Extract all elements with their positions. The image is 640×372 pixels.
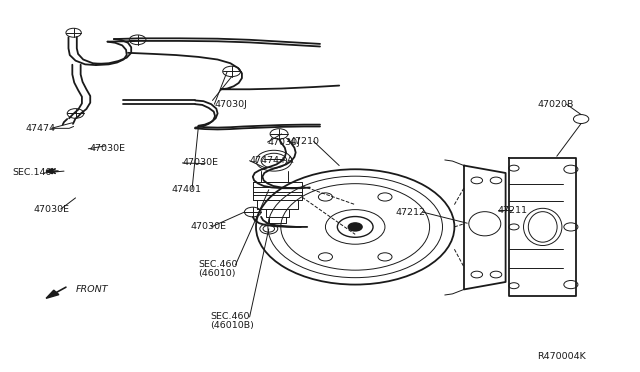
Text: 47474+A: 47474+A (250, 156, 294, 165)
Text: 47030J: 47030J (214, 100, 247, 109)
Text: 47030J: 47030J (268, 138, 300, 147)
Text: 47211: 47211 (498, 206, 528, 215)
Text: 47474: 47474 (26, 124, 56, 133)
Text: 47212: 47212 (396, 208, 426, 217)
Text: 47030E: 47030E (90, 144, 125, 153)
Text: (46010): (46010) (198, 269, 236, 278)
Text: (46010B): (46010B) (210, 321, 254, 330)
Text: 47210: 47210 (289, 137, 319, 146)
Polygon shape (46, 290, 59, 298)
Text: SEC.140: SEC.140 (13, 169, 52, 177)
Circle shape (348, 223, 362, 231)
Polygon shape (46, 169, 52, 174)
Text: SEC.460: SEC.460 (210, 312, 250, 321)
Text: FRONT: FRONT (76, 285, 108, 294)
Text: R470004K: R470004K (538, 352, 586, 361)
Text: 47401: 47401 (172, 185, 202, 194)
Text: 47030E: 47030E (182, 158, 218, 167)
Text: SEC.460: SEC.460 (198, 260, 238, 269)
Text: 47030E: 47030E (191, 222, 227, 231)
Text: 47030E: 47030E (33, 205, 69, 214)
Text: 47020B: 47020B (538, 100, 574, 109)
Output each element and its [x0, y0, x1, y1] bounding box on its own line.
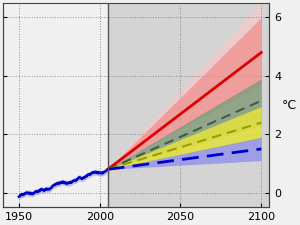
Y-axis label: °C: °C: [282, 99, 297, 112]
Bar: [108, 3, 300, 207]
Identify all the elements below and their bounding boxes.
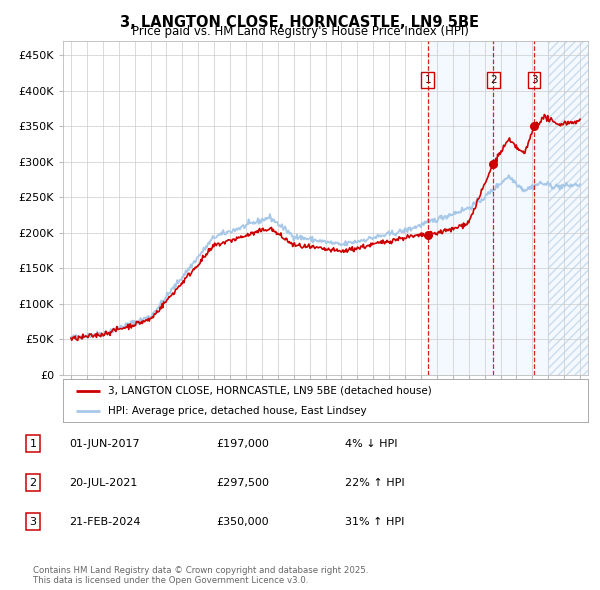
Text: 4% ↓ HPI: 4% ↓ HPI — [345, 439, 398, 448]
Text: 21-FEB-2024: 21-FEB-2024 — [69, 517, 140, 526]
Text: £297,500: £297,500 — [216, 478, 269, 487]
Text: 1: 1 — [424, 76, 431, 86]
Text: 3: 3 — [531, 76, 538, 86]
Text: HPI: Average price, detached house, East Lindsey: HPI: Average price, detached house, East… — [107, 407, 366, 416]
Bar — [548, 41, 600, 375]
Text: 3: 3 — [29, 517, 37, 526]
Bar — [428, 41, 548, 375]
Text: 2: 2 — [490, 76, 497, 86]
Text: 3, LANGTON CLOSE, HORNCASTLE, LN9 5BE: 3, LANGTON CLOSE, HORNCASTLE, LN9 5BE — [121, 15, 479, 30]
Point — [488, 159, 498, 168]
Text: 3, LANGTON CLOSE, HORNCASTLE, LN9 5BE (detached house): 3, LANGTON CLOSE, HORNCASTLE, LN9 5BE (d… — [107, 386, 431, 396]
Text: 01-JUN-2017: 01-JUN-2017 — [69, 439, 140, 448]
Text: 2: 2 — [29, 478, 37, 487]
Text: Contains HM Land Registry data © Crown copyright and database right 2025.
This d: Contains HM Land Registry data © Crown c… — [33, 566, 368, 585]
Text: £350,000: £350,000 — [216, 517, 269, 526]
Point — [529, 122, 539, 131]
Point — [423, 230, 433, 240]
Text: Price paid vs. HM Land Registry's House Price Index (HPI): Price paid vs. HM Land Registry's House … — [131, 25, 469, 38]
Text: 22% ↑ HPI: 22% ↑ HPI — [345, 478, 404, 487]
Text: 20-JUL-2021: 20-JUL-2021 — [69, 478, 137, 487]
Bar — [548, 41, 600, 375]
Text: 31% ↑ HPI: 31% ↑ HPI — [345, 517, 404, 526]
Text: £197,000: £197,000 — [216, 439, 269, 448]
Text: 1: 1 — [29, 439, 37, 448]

◆ ◆ ◆ ◆ ◆ ◆ ◆

Copy all of the material above word for word, leaving out the pictures.

FULL RESPONSE
Extract all elements with their positions. The image is 640×372 pixels.
Text: 47474+A: 47474+A (250, 156, 294, 165)
Text: 47030J: 47030J (214, 100, 247, 109)
Text: 47030J: 47030J (268, 138, 300, 147)
Text: 47211: 47211 (498, 206, 528, 215)
Text: 47474: 47474 (26, 124, 56, 133)
Text: 47212: 47212 (396, 208, 426, 217)
Text: 47030E: 47030E (90, 144, 125, 153)
Text: (46010): (46010) (198, 269, 236, 278)
Text: (46010B): (46010B) (210, 321, 254, 330)
Text: 47210: 47210 (289, 137, 319, 146)
Polygon shape (46, 290, 59, 298)
Text: SEC.140: SEC.140 (13, 169, 52, 177)
Circle shape (348, 223, 362, 231)
Polygon shape (46, 169, 52, 174)
Text: SEC.460: SEC.460 (210, 312, 250, 321)
Text: FRONT: FRONT (76, 285, 108, 294)
Text: R470004K: R470004K (538, 352, 586, 361)
Text: 47401: 47401 (172, 185, 202, 194)
Text: 47030E: 47030E (182, 158, 218, 167)
Text: SEC.460: SEC.460 (198, 260, 238, 269)
Text: 47030E: 47030E (191, 222, 227, 231)
Text: 47030E: 47030E (33, 205, 69, 214)
Text: 47020B: 47020B (538, 100, 574, 109)
Output each element and its [x0, y0, x1, y1] bounding box on its own line.
Y-axis label: °C: °C: [282, 99, 297, 112]
Bar: [108, 3, 300, 207]
Identify all the elements below and their bounding boxes.
Text: 4% ↓ HPI: 4% ↓ HPI — [345, 439, 398, 448]
Text: 21-FEB-2024: 21-FEB-2024 — [69, 517, 140, 526]
Text: £297,500: £297,500 — [216, 478, 269, 487]
Text: 1: 1 — [424, 76, 431, 86]
Text: 3: 3 — [531, 76, 538, 86]
Text: HPI: Average price, detached house, East Lindsey: HPI: Average price, detached house, East… — [107, 407, 366, 416]
Bar — [548, 41, 600, 375]
Text: 3: 3 — [29, 517, 37, 526]
Bar — [428, 41, 548, 375]
Text: 2: 2 — [490, 76, 497, 86]
Text: 3, LANGTON CLOSE, HORNCASTLE, LN9 5BE: 3, LANGTON CLOSE, HORNCASTLE, LN9 5BE — [121, 15, 479, 30]
Point — [488, 159, 498, 168]
Text: 3, LANGTON CLOSE, HORNCASTLE, LN9 5BE (detached house): 3, LANGTON CLOSE, HORNCASTLE, LN9 5BE (d… — [107, 386, 431, 396]
Text: 01-JUN-2017: 01-JUN-2017 — [69, 439, 140, 448]
Text: 2: 2 — [29, 478, 37, 487]
Text: Contains HM Land Registry data © Crown copyright and database right 2025.
This d: Contains HM Land Registry data © Crown c… — [33, 566, 368, 585]
Text: £350,000: £350,000 — [216, 517, 269, 526]
Point — [529, 122, 539, 131]
Point — [423, 230, 433, 240]
Text: Price paid vs. HM Land Registry's House Price Index (HPI): Price paid vs. HM Land Registry's House … — [131, 25, 469, 38]
Text: 22% ↑ HPI: 22% ↑ HPI — [345, 478, 404, 487]
Text: 20-JUL-2021: 20-JUL-2021 — [69, 478, 137, 487]
Bar — [548, 41, 600, 375]
Text: 31% ↑ HPI: 31% ↑ HPI — [345, 517, 404, 526]
Text: £197,000: £197,000 — [216, 439, 269, 448]
Text: 1: 1 — [29, 439, 37, 448]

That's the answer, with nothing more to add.